● **What is asked**:
**A)** Do these statements agree with the passage on printing-industry planning problems? For each, answer yes or no and quote the deciding words of the passage. (i) In the LPP, compartments may be left empty. (ii) The nonlinear IP formulated for the LPP minimizes costs. (iii) In the JSP, a job must be produced within a single run.
**B)** Can you extend the passage on printing-industry planning problems with a few sentences that pick up after its final sentence?

● **Supplied text**:
● ● ●

One of these extensions is the so-called label printing problem (LPP) of Yiu et al. (2007). As for the BBP the intended application is printing labels. However, the technology used is different. The labels are not printed on quasi endless rolls of paper, but—alike the MP—on discrete rectangular sheets of paper consisting of L rectangular compartments. Thus, the role of the lanes of the BBP is the same as the role of the compartments of the MP/LPP (or CPP in general). But the lanes are only arranged in one dimension, whereas the compartments are arranged in two dimensions. As opposite to the MP, the LPP is not restricted to \(L = 4\) and a sort j can only be assigned to a single offset plate s. In contrast to the BBP and MP, compartments of the LPP may remain empty. The authors formulate a nonlinear IP which minimizes the amount of printed scrap and empty compartments. Costs are not considered. A solution heuristic decomposes the LPP into two subproblems, one of which is solved by simulated annealing again.

Degraeve and Vandebroek (1998) describe and model a layout problem in the fashion industry, which is a variant of the one-dimensional cutting stock problem (see Gilmore and Gomory 1961, 1963). Transferring its basic idea to the BBP would mean that a maximum of \(J^{L}\) combinations to place sorts j on lanes l has to be enumerated. These “patterns” define the set of potential printing plates \(s = 1,\ldots {}, J^{L}\) which could be designed. Among them (or at least some reasonably pre-defined subset), the ones need to be selected that should actually be used. Additionally, the corresponding production lot-sizes have to be determined that finally establish the printing blocks. Again, Baumann et al. (2015) give an overview over this stream of the literature.

Motivated by practices in the printing industry, Ekici et al. (2010) introduce the “job splitting problem” (JSP). Here J different product types j with demands \(d_{j}\) (“jobs”) have to be produced on a single machine which has L slots l. Each slot l can produce each type j, but only one at a time. The slots need to be set up for the types in a joint setup process with costs sc. Then, all slots do produce simultaneously during a “run” s until the next setup process and the next run \(s+1\) start. If total production exceeds total demand, each unit of waste produced incurs costs vc. The problem is to split the demands into feasible production quantities per slot and per run so that the total costs for setups and waste are minimized.

The authors transform the original objective function into a (w.l.o.g. equivalent) substitute where scaled setup costs \(c: = \frac{{{sc}}}{{vc \cdot L}}\) plus the total run length of the machine (makespan) are minimized. They show that the JSP is strongly NP-hard and present a nonlinear and two linear IP formulations called IP1 and IP2. Whereas IP1 is rather intuitive, IP2 is more efficient because it avoids unnecessary symmetries and allows further improvements. Empty slots could basically occur, but would (in the objective function) be accounted for as if they were producing waste. A job can be split over several runs. The authors propose a polynomial time (\(O(L\log {}J)\)) algorithm for solving the special case \(J \le L\), which they call the “single run problem” (SRP). The basic idea of this “single run algorithm” is to iteratively allocate the type which currently determines the run length to the next free slot. If necessary, a fractional run length is rounded up to the next higher integer number. This algorithm is a major building block to design two heuristic solution procedures for the original JSP where J can also exceed L.

● ● ●

● **Listing**:
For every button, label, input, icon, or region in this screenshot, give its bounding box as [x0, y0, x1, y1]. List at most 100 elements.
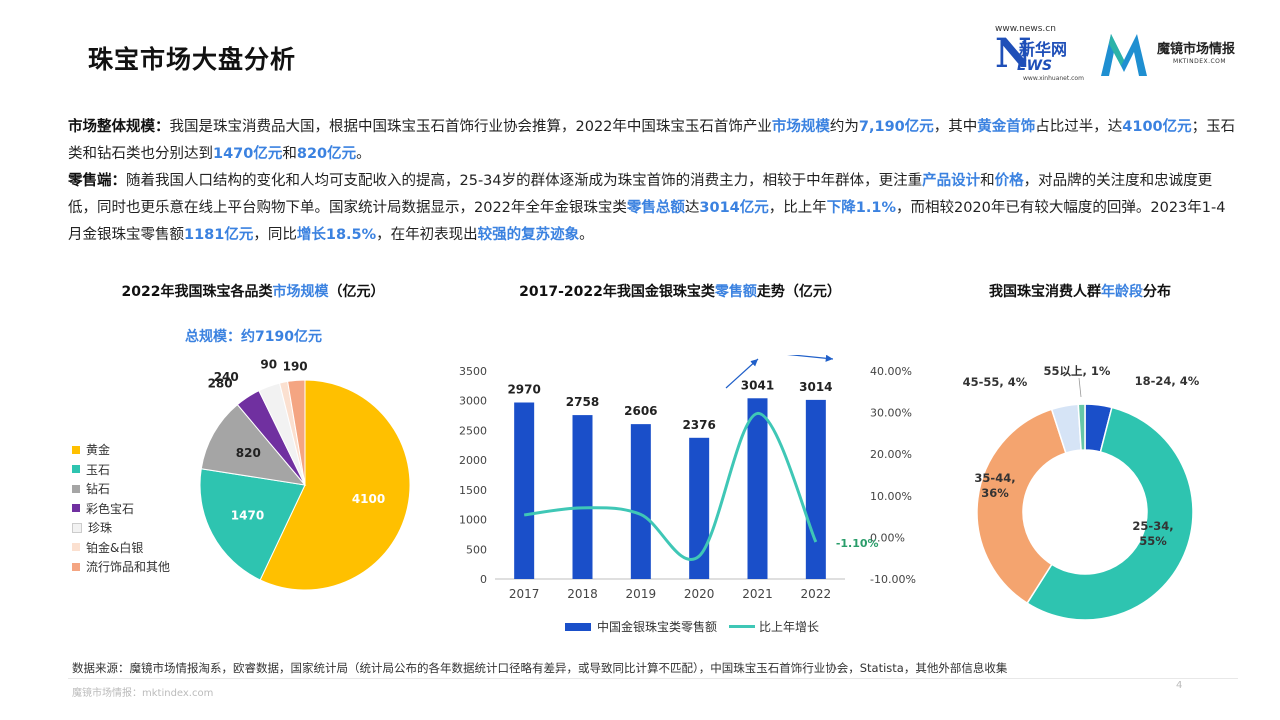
paragraph-text: ，在年初表现出 [376, 227, 478, 243]
xinhua-logo-name: 新华网 [1019, 40, 1068, 59]
y-left-tick-label: 1500 [459, 484, 487, 497]
bar [747, 398, 768, 579]
pie-data-label: 90 [260, 358, 277, 372]
legend-swatch [72, 562, 80, 571]
paragraph-text: 。 [356, 146, 371, 162]
legend-label: 黄金 [86, 443, 111, 458]
legend-item: 流行饰品和其他 [72, 557, 170, 577]
highlight-text: 产品设计 [922, 173, 981, 189]
paragraph-text: ，比上年 [768, 200, 827, 216]
bar-data-label: 3014 [799, 380, 832, 394]
x-tick-label: 2022 [801, 587, 832, 601]
highlight-text: 1181亿元 [184, 227, 254, 243]
paragraph-lead: 市场整体规模： [68, 119, 170, 135]
paragraph-text: 和 [282, 146, 297, 162]
donut-slice [1077, 403, 1086, 451]
pie-slice [287, 379, 306, 486]
highlight-text: 1470亿元 [213, 146, 283, 162]
legend-bar-label: 中国金银珠宝类零售额 [597, 620, 718, 634]
paragraph-text: 随着我国人口结构的变化和人均可支配收入的提高，25-34岁的群体逐渐成为珠宝首饰… [126, 173, 923, 189]
paragraph-text: 占比过半，达 [1035, 119, 1123, 135]
y-right-tick-label: 20.00% [870, 448, 912, 461]
paragraph-market-scale: 市场整体规模：我国是珠宝消费品大国，根据中国珠宝玉石首饰行业协会推算，2022年… [68, 114, 1238, 168]
bar [572, 415, 593, 579]
xinhua-logo-letter: N [995, 30, 1032, 77]
x-tick-label: 2019 [626, 587, 657, 601]
bar-data-label: 2758 [566, 395, 599, 409]
page-number: 4 [1176, 680, 1183, 691]
bar [630, 424, 651, 579]
highlight-text: 3014亿元 [699, 200, 769, 216]
donut-title-post: 分布 [1143, 284, 1171, 300]
pie-data-label: 280 [208, 376, 233, 390]
legend-item: 黄金 [72, 440, 170, 460]
x-tick-label: 2020 [684, 587, 715, 601]
paragraph-text: 和 [980, 173, 995, 189]
pie-chart-title: 2022年我国珠宝各品类市场规模（亿元） [88, 281, 418, 301]
bar-title-post: 走势（亿元） [756, 284, 841, 300]
paragraph-text: 。 [579, 227, 594, 243]
y-right-tick-label: -10.00% [870, 573, 916, 586]
y-left-tick-label: 1000 [459, 514, 487, 527]
y-left-tick-label: 0 [480, 573, 487, 586]
pie-data-label: 190 [283, 359, 308, 373]
bar [514, 402, 535, 579]
pie-data-label: 240 [214, 370, 239, 384]
legend-line-swatch [729, 625, 756, 628]
xinhua-site-text: www.news.cn [995, 24, 1056, 34]
paragraph-text: 达 [684, 200, 700, 216]
bar-data-label: 3041 [741, 378, 774, 392]
y-left-tick-label: 2000 [459, 454, 487, 467]
donut-title-pre: 我国珠宝消费人群 [989, 284, 1101, 300]
bar-title-pre: 2017-2022年我国金银珠宝类 [519, 284, 715, 300]
bar-data-label: 2970 [507, 382, 540, 396]
legend-swatch [72, 465, 80, 474]
donut-data-label: 25-34, 55% [1132, 519, 1173, 548]
xinhua-logo-sub: www.xinhuanet.com [1023, 75, 1084, 82]
legend-label: 铂金&白银 [86, 540, 144, 555]
bar-data-label: 2376 [682, 418, 715, 432]
bar-chart-title: 2017-2022年我国金银珠宝类零售额走势（亿元） [490, 281, 870, 301]
y-right-tick-label: 30.00% [870, 407, 912, 420]
logo-group: www.news.cn N 新华网 EWS www.xinhuanet.com … [995, 24, 1255, 86]
paragraph-text: ，而相较2020年已有较大幅度的回弹。2023年1-4月金银珠宝零售额 [68, 200, 1226, 243]
legend-swatch [72, 484, 80, 493]
legend-item: 珍珠 [72, 518, 170, 538]
pie-slice [200, 403, 307, 486]
y-right-tick-label: 10.00% [870, 490, 912, 503]
highlight-text: 黄金首饰 [977, 119, 1036, 135]
line-annotation: -1.10% [836, 537, 879, 550]
pie-slice [199, 468, 306, 581]
bar-data-label: 2606 [624, 404, 657, 418]
paragraph-lead: 零售端： [68, 173, 126, 189]
legend-item: 玉石 [72, 460, 170, 480]
donut-slice [1026, 406, 1194, 621]
legend-swatch [72, 522, 82, 533]
x-tick-label: 2018 [567, 587, 598, 601]
pie-data-label: 1470 [231, 508, 264, 522]
pie-data-label: 820 [236, 446, 261, 460]
y-left-tick-label: 3500 [459, 365, 487, 378]
highlight-text: 较强的复苏迹象 [477, 227, 580, 243]
donut-data-label: 35-44, 36% [974, 471, 1015, 500]
trend-arrow-icon [725, 358, 759, 389]
source-note: 数据来源：魔镜市场情报淘系，欧睿数据，国家统计局（统计局公布的各年数据统计口径略… [72, 661, 1008, 675]
leader-line [1078, 377, 1082, 398]
mojing-logo-icon [1101, 34, 1147, 76]
paragraph-text: ，其中 [933, 119, 978, 135]
highlight-text: 7,190亿元 [858, 119, 934, 135]
paragraph-text: ；玉石类和钻石类也分别达到 [68, 119, 1236, 162]
legend-item: 钻石 [72, 479, 170, 499]
paragraph-text: ，对品牌的关注度和忠诚度更低，同时也更乐意在线上平台购物下单。国家统计局数据显示… [68, 173, 1213, 216]
donut-chart: 18-24, 4% 25-34, 55% 35-44, 36% 45-55, 4% 55以上… [963, 364, 1200, 621]
pie-title-highlight: 市场规模 [272, 284, 329, 300]
bar-legend: 中国金银珠宝类零售额 比上年增长 [565, 618, 819, 635]
donut-data-label: 55以上, 1% [1044, 364, 1111, 378]
bar-line-chart: 0 500 1000 1500 2000 2500 3000 3500 -10.00% 0.00%… [459, 355, 916, 601]
highlight-text: 4100亿元 [1122, 119, 1192, 135]
y-left-tick-label: 2500 [459, 424, 487, 437]
pie-title-pre: 2022年我国珠宝各品类 [121, 284, 273, 300]
donut-data-label: 45-55, 4% [963, 375, 1028, 389]
bar [805, 399, 826, 579]
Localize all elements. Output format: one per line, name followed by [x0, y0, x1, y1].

● ● ●

● **Answers per task**:
**A)**
(i) Yes: "compartments of the LPP may remain empty."
(ii) No: "Costs are not considered."
(iii) No: "A job can be split over several runs."

**B)**
Baumann et al. (2015) present a practical application where customer-specific designs j of napkin pouches are printed using a single machine with \(L = 7\) slots l per offset printing plate s. Alike the JSP, the setup costs for the necessary runs of the different printing plates s have to be minimized together with the run-time-dependent costs of waste. However, in extension to the JSP, several further technical constraints have to be considered like, for example, that colors of napkins and the potential occurrence of white borders restrict the allocation of designs to slots, that slots must not remain empty and that a single design may not be allocated to several plates. The authors present a linear MIP formulation and a savings-based heuristic to solve the problem.

Obviously, the BBP is most closely related to the JSP. It is another extension of the JSP, but with less restrictions than Baumann et al. (2015). In addition to the JSP, merely the further constraints that a slot may not remain empty and that a single item can only be produced in a single run are necessary.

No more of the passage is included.